■ THE REQUEST:
Output an exact reproduction of the data.

Dataset entries on figures:
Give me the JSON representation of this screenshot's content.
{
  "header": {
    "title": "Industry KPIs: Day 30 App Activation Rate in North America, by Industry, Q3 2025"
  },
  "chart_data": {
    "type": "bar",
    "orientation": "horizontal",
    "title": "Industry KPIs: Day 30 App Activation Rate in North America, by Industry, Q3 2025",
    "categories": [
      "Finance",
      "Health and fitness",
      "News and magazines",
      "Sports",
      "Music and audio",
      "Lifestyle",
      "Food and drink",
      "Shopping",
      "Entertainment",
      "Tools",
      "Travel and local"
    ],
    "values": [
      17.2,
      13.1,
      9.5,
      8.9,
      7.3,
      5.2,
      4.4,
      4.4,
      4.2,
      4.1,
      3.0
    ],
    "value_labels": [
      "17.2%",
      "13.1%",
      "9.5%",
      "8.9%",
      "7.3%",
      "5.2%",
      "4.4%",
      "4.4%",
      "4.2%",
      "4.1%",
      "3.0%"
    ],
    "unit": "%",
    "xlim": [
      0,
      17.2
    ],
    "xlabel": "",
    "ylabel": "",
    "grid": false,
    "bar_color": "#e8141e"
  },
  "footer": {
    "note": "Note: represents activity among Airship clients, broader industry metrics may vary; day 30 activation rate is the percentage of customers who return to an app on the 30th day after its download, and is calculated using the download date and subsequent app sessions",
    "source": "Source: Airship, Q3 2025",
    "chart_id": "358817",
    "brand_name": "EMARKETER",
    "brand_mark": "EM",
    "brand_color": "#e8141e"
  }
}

■ COMPLETED TASK:
Give me the JSON representation of this screenshot's content.
{
  "header": {
    "title": "Industry KPIs: Day 30 App Activation Rate in North America, by Industry, Q3 2025"
  },
  "chart_data": {
    "type": "bar",
    "orientation": "horizontal",
    "title": "Industry KPIs: Day 30 App Activation Rate in North America, by Industry, Q3 2025",
    "categories": [
      "Finance",
      "Health and fitness",
      "News and magazines",
      "Sports",
      "Music and audio",
      "Lifestyle",
      "Food and drink",
      "Shopping",
      "Entertainment",
      "Tools",
      "Travel and local"
    ],
    "values": [
      17.2,
      13.1,
      9.5,
      8.9,
      7.3,
      5.2,
      4.4,
      4.4,
      4.2,
      4.1,
      3.0
    ],
    "value_labels": [
      "17.2%",
      "13.1%",
      "9.5%",
      "8.9%",
      "7.3%",
      "5.2%",
      "4.4%",
      "4.4%",
      "4.2%",
      "4.1%",
      "3.0%"
    ],
    "unit": "%",
    "xlim": [
      0,
      17.2
    ],
    "xlabel": "",
    "ylabel": "",
    "grid": false,
    "bar_color": "#e8141e"
  },
  "footer": {
    "note": "Note: represents activity among Airship clients, broader industry metrics may vary; day 30 activation rate is the percentage of customers who return to an app on the 30th day after its download, and is calculated using the download date and subsequent app sessions",
    "source": "Source: Airship, Q3 2025",
    "chart_id": "358817",
    "brand_name": "EMARKETER",
    "brand_mark": "EM",
    "brand_color": "#e8141e"
  }
}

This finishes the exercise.